* **PROVIDED RECORDS**:
============
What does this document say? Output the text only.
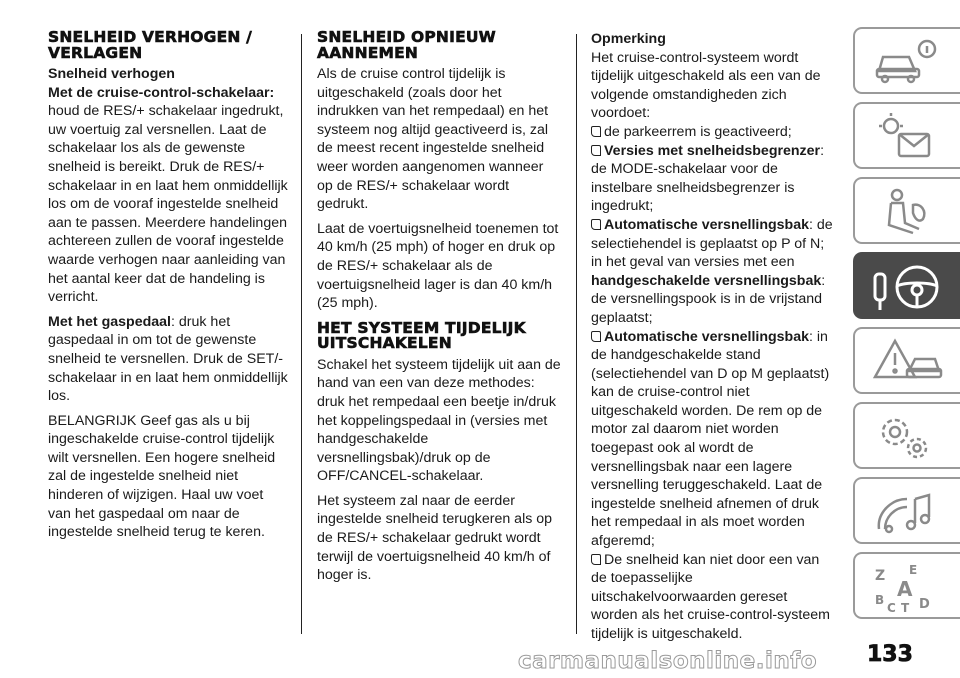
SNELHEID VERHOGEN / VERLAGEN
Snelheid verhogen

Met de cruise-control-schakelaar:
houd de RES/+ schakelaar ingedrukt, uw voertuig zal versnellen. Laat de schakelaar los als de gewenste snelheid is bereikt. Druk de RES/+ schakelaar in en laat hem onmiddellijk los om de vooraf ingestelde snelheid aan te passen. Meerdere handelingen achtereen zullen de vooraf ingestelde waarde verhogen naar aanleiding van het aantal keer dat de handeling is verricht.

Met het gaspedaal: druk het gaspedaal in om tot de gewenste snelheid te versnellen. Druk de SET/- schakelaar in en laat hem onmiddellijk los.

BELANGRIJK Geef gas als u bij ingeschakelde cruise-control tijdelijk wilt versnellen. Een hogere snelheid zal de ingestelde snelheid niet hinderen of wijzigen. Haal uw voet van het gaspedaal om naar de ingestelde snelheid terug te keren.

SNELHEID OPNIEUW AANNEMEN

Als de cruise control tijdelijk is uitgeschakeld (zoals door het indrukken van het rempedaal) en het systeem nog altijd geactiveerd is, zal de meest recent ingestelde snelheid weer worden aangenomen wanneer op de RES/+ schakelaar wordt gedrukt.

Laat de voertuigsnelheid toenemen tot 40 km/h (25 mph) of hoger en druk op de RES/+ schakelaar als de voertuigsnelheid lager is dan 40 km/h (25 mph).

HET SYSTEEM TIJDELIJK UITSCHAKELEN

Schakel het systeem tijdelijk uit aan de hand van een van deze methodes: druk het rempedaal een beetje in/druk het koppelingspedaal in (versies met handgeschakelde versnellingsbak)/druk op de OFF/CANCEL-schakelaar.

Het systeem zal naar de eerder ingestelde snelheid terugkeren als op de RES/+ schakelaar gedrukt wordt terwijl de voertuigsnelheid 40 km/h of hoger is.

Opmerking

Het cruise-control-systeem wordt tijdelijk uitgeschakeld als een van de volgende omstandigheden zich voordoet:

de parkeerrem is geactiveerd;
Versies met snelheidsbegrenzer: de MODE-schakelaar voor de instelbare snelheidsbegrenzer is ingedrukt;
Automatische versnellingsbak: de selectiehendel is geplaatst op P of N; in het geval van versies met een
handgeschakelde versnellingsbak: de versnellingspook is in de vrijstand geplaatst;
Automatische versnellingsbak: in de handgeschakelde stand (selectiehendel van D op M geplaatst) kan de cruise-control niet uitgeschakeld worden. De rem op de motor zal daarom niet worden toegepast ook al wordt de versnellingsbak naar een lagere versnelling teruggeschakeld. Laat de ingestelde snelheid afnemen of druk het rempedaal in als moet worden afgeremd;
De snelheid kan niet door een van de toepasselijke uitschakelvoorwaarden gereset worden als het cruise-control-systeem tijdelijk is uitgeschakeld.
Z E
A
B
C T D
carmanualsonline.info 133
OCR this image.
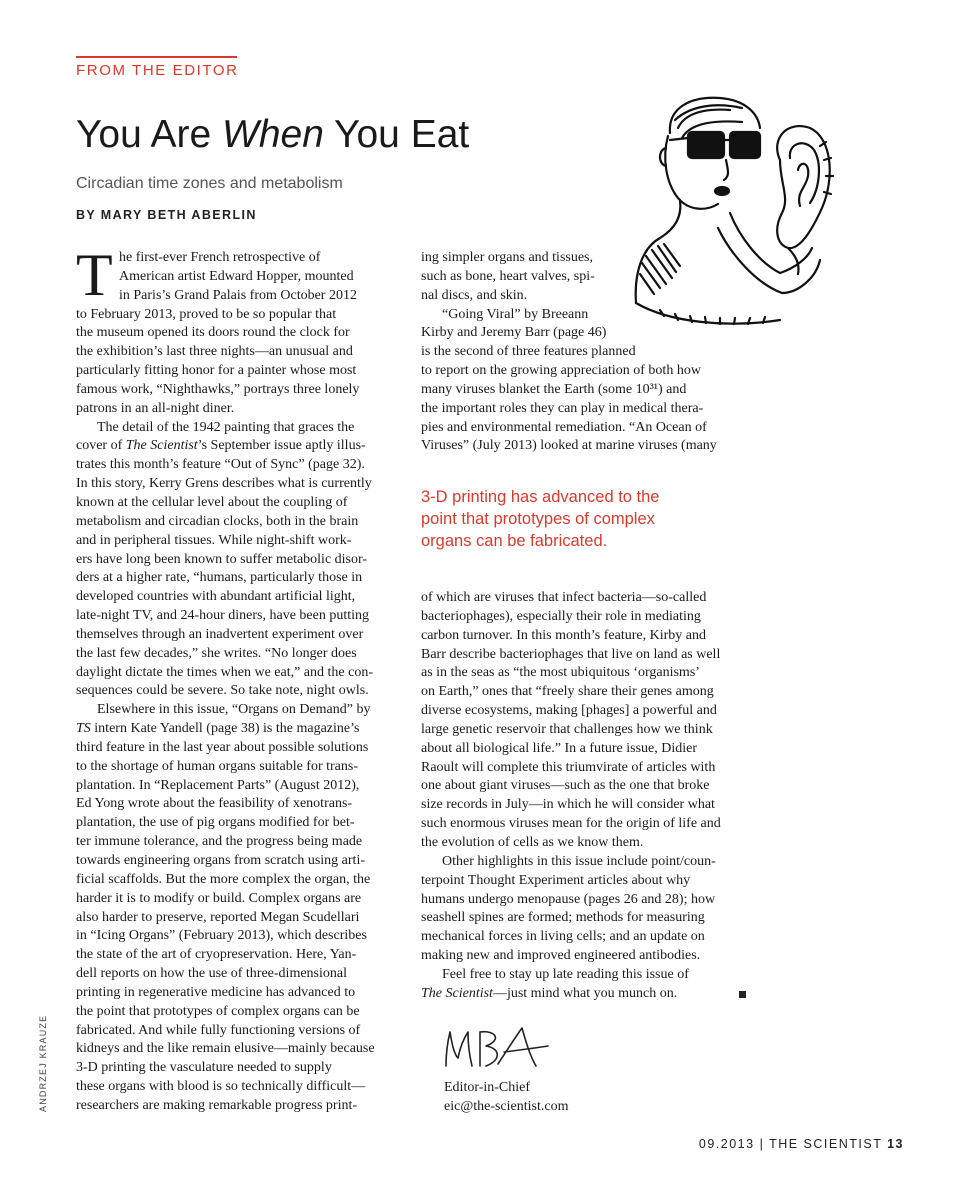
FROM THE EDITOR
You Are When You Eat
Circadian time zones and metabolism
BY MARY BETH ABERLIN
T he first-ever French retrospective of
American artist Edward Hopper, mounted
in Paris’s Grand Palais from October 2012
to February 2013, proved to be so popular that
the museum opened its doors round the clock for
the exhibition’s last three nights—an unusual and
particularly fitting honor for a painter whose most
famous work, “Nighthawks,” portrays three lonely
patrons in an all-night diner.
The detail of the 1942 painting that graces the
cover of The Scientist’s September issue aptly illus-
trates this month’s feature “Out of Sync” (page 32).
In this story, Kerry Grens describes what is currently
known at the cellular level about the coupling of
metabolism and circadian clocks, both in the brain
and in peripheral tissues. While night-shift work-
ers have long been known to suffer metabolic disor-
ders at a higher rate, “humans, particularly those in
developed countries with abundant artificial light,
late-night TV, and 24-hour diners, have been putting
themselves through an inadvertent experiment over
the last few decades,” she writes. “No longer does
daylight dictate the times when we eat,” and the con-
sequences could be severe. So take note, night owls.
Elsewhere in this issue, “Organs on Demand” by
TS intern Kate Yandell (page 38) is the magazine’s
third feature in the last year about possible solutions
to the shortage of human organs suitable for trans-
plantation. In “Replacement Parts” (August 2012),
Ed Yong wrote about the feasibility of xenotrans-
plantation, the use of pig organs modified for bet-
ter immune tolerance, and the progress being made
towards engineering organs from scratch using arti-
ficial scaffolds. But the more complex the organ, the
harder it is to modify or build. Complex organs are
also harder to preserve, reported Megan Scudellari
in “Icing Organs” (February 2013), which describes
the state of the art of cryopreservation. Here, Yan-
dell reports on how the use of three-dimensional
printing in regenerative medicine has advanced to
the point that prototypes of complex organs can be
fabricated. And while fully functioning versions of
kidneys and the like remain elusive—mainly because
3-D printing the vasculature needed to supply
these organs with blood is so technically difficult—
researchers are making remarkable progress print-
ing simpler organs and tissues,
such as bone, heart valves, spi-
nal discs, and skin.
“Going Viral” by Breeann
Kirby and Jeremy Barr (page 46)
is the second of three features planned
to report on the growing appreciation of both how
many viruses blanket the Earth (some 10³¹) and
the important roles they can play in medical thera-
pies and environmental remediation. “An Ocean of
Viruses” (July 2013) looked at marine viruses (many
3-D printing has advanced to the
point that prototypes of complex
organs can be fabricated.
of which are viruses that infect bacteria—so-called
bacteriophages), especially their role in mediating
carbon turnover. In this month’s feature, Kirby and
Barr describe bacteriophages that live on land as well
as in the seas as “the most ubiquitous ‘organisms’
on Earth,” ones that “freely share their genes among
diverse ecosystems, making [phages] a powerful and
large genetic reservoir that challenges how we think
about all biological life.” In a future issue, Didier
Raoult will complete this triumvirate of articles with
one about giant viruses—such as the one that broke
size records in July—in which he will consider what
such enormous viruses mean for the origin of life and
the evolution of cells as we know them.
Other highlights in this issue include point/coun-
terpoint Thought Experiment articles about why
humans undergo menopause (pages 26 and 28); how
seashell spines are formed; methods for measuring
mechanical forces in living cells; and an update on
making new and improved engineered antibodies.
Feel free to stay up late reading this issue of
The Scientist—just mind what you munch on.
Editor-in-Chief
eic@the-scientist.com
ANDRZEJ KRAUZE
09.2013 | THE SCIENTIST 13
============
* **TRY IT**: Check the data for the word "humans" and pull out the lines that have it.

* **EXERCISE OUTPUT**:
ders at a higher rate, “humans, particularly those in
humans undergo menopause (pages 26 and 28); how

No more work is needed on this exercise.